## Extracted information
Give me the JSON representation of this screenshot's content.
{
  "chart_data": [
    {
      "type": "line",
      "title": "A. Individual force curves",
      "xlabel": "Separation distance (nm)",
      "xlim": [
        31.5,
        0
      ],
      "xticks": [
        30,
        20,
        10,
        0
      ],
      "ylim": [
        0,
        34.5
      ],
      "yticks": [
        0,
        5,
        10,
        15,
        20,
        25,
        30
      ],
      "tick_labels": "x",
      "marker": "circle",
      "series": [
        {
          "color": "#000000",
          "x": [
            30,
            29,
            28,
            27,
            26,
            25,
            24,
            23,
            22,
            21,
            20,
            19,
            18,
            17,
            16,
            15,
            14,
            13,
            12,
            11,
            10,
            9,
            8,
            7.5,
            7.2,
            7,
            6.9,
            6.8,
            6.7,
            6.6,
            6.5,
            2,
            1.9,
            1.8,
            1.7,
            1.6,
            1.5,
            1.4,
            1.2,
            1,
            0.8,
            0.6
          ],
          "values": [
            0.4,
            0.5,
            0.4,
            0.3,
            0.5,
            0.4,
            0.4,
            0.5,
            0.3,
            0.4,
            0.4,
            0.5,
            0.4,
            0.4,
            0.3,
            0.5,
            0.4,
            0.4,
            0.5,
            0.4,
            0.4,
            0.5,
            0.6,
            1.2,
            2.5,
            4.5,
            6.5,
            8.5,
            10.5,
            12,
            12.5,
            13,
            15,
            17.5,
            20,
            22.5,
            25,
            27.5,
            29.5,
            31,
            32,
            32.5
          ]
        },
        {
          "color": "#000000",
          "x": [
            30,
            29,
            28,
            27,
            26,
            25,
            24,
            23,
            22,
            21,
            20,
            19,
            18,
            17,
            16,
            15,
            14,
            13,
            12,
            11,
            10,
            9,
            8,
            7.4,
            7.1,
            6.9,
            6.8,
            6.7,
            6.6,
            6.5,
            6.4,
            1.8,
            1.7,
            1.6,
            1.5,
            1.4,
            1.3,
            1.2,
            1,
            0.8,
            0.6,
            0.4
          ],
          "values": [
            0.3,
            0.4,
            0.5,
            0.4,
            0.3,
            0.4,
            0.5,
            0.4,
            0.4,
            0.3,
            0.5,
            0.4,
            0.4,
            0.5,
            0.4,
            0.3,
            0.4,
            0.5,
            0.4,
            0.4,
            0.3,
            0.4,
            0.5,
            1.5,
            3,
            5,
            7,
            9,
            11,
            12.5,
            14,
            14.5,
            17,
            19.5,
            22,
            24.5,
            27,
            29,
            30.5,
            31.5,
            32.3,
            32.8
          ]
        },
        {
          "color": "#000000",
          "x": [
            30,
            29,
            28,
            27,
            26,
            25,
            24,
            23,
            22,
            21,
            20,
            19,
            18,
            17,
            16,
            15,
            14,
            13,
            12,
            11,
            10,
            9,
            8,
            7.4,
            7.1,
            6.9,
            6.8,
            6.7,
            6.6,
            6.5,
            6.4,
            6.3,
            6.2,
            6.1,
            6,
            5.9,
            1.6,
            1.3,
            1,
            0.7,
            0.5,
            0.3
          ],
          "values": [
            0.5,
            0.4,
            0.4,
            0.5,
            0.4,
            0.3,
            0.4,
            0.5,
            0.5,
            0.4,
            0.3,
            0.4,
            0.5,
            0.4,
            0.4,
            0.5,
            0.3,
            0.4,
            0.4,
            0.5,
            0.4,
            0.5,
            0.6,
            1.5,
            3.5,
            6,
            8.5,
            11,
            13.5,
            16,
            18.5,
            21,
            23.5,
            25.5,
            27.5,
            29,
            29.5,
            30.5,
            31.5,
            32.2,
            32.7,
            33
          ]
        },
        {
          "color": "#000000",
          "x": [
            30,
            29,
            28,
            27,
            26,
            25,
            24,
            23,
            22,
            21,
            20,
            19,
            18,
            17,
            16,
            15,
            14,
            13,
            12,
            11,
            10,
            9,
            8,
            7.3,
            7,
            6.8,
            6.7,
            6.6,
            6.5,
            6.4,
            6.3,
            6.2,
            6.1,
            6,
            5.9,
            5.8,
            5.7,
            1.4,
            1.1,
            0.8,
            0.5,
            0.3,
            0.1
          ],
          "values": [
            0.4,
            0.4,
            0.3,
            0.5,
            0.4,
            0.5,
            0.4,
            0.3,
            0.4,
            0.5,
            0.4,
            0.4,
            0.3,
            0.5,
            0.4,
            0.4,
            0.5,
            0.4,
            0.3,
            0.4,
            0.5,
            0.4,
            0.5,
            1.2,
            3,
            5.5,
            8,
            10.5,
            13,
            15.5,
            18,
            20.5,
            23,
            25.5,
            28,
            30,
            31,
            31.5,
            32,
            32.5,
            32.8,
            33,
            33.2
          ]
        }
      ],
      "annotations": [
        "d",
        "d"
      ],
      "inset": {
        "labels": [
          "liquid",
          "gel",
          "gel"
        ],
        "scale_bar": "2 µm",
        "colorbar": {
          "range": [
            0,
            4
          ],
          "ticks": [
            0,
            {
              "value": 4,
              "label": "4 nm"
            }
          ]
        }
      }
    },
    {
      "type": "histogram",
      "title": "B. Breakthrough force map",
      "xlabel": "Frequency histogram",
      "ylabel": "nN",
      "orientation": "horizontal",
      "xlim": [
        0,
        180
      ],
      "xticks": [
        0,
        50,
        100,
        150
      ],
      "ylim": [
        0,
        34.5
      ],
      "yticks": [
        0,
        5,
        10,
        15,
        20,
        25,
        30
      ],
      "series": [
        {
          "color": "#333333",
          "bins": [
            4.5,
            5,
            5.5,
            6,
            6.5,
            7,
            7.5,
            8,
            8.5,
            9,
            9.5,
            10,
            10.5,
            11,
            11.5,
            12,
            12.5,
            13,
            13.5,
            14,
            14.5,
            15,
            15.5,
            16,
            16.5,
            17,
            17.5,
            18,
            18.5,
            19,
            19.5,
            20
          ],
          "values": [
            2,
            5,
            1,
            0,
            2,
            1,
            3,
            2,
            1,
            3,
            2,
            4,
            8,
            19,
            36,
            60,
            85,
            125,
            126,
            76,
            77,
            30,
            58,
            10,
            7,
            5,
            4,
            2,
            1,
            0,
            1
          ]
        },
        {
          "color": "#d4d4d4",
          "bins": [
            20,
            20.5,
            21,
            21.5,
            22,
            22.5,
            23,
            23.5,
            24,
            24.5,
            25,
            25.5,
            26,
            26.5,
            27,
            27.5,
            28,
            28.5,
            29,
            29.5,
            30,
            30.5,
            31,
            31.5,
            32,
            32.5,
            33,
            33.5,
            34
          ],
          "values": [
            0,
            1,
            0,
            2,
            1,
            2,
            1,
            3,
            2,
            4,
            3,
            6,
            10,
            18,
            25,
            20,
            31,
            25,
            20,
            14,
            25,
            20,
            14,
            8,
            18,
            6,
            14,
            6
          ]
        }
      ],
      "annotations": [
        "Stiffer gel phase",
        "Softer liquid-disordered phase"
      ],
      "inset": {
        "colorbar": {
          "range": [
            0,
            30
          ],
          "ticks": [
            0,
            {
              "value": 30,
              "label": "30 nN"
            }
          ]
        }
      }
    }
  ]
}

## What needs to be done
Please output every record, keeping each line exact.

## Task solution
Give me the JSON representation of this screenshot's content.
{
  "chart_data": [
    {
      "type": "line",
      "title": "A. Individual force curves",
      "xlabel": "Separation distance (nm)",
      "xlim": [
        31.5,
        0
      ],
      "xticks": [
        30,
        20,
        10,
        0
      ],
      "ylim": [
        0,
        34.5
      ],
      "yticks": [
        0,
        5,
        10,
        15,
        20,
        25,
        30
      ],
      "tick_labels": "x",
      "marker": "circle",
      "series": [
        {
          "color": "#000000",
          "x": [
            30,
            29,
            28,
            27,
            26,
            25,
            24,
            23,
            22,
            21,
            20,
            19,
            18,
            17,
            16,
            15,
            14,
            13,
            12,
            11,
            10,
            9,
            8,
            7.5,
            7.2,
            7,
            6.9,
            6.8,
            6.7,
            6.6,
            6.5,
            2,
            1.9,
            1.8,
            1.7,
            1.6,
            1.5,
            1.4,
            1.2,
            1,
            0.8,
            0.6
          ],
          "values": [
            0.4,
            0.5,
            0.4,
            0.3,
            0.5,
            0.4,
            0.4,
            0.5,
            0.3,
            0.4,
            0.4,
            0.5,
            0.4,
            0.4,
            0.3,
            0.5,
            0.4,
            0.4,
            0.5,
            0.4,
            0.4,
            0.5,
            0.6,
            1.2,
            2.5,
            4.5,
            6.5,
            8.5,
            10.5,
            12,
            12.5,
            13,
            15,
            17.5,
            20,
            22.5,
            25,
            27.5,
            29.5,
            31,
            32,
            32.5
          ]
        },
        {
          "color": "#000000",
          "x": [
            30,
            29,
            28,
            27,
            26,
            25,
            24,
            23,
            22,
            21,
            20,
            19,
            18,
            17,
            16,
            15,
            14,
            13,
            12,
            11,
            10,
            9,
            8,
            7.4,
            7.1,
            6.9,
            6.8,
            6.7,
            6.6,
            6.5,
            6.4,
            1.8,
            1.7,
            1.6,
            1.5,
            1.4,
            1.3,
            1.2,
            1,
            0.8,
            0.6,
            0.4
          ],
          "values": [
            0.3,
            0.4,
            0.5,
            0.4,
            0.3,
            0.4,
            0.5,
            0.4,
            0.4,
            0.3,
            0.5,
            0.4,
            0.4,
            0.5,
            0.4,
            0.3,
            0.4,
            0.5,
            0.4,
            0.4,
            0.3,
            0.4,
            0.5,
            1.5,
            3,
            5,
            7,
            9,
            11,
            12.5,
            14,
            14.5,
            17,
            19.5,
            22,
            24.5,
            27,
            29,
            30.5,
            31.5,
            32.3,
            32.8
          ]
        },
        {
          "color": "#000000",
          "x": [
            30,
            29,
            28,
            27,
            26,
            25,
            24,
            23,
            22,
            21,
            20,
            19,
            18,
            17,
            16,
            15,
            14,
            13,
            12,
            11,
            10,
            9,
            8,
            7.4,
            7.1,
            6.9,
            6.8,
            6.7,
            6.6,
            6.5,
            6.4,
            6.3,
            6.2,
            6.1,
            6,
            5.9,
            1.6,
            1.3,
            1,
            0.7,
            0.5,
            0.3
          ],
          "values": [
            0.5,
            0.4,
            0.4,
            0.5,
            0.4,
            0.3,
            0.4,
            0.5,
            0.5,
            0.4,
            0.3,
            0.4,
            0.5,
            0.4,
            0.4,
            0.5,
            0.3,
            0.4,
            0.4,
            0.5,
            0.4,
            0.5,
            0.6,
            1.5,
            3.5,
            6,
            8.5,
            11,
            13.5,
            16,
            18.5,
            21,
            23.5,
            25.5,
            27.5,
            29,
            29.5,
            30.5,
            31.5,
            32.2,
            32.7,
            33
          ]
        },
        {
          "color": "#000000",
          "x": [
            30,
            29,
            28,
            27,
            26,
            25,
            24,
            23,
            22,
            21,
            20,
            19,
            18,
            17,
            16,
            15,
            14,
            13,
            12,
            11,
            10,
            9,
            8,
            7.3,
            7,
            6.8,
            6.7,
            6.6,
            6.5,
            6.4,
            6.3,
            6.2,
            6.1,
            6,
            5.9,
            5.8,
            5.7,
            1.4,
            1.1,
            0.8,
            0.5,
            0.3,
            0.1
          ],
          "values": [
            0.4,
            0.4,
            0.3,
            0.5,
            0.4,
            0.5,
            0.4,
            0.3,
            0.4,
            0.5,
            0.4,
            0.4,
            0.3,
            0.5,
            0.4,
            0.4,
            0.5,
            0.4,
            0.3,
            0.4,
            0.5,
            0.4,
            0.5,
            1.2,
            3,
            5.5,
            8,
            10.5,
            13,
            15.5,
            18,
            20.5,
            23,
            25.5,
            28,
            30,
            31,
            31.5,
            32,
            32.5,
            32.8,
            33,
            33.2
          ]
        }
      ],
      "annotations": [
        "d",
        "d"
      ],
      "inset": {
        "labels": [
          "liquid",
          "gel",
          "gel"
        ],
        "scale_bar": "2 µm",
        "colorbar": {
          "range": [
            0,
            4
          ],
          "ticks": [
            0,
            {
              "value": 4,
              "label": "4 nm"
            }
          ]
        }
      }
    },
    {
      "type": "histogram",
      "title": "B. Breakthrough force map",
      "xlabel": "Frequency histogram",
      "ylabel": "nN",
      "orientation": "horizontal",
      "xlim": [
        0,
        180
      ],
      "xticks": [
        0,
        50,
        100,
        150
      ],
      "ylim": [
        0,
        34.5
      ],
      "yticks": [
        0,
        5,
        10,
        15,
        20,
        25,
        30
      ],
      "series": [
        {
          "color": "#333333",
          "bins": [
            4.5,
            5,
            5.5,
            6,
            6.5,
            7,
            7.5,
            8,
            8.5,
            9,
            9.5,
            10,
            10.5,
            11,
            11.5,
            12,
            12.5,
            13,
            13.5,
            14,
            14.5,
            15,
            15.5,
            16,
            16.5,
            17,
            17.5,
            18,
            18.5,
            19,
            19.5,
            20
          ],
          "values": [
            2,
            5,
            1,
            0,
            2,
            1,
            3,
            2,
            1,
            3,
            2,
            4,
            8,
            19,
            36,
            60,
            85,
            125,
            126,
            76,
            77,
            30,
            58,
            10,
            7,
            5,
            4,
            2,
            1,
            0,
            1
          ]
        },
        {
          "color": "#d4d4d4",
          "bins": [
            20,
            20.5,
            21,
            21.5,
            22,
            22.5,
            23,
            23.5,
            24,
            24.5,
            25,
            25.5,
            26,
            26.5,
            27,
            27.5,
            28,
            28.5,
            29,
            29.5,
            30,
            30.5,
            31,
            31.5,
            32,
            32.5,
            33,
            33.5,
            34
          ],
          "values": [
            0,
            1,
            0,
            2,
            1,
            2,
            1,
            3,
            2,
            4,
            3,
            6,
            10,
            18,
            25,
            20,
            31,
            25,
            20,
            14,
            25,
            20,
            14,
            8,
            18,
            6,
            14,
            6
          ]
        }
      ],
      "annotations": [
        "Stiffer gel phase",
        "Softer liquid-disordered phase"
      ],
      "inset": {
        "colorbar": {
          "range": [
            0,
            30
          ],
          "ticks": [
            0,
            {
              "value": 30,
              "label": "30 nN"
            }
          ]
        }
      }
    }
  ]
}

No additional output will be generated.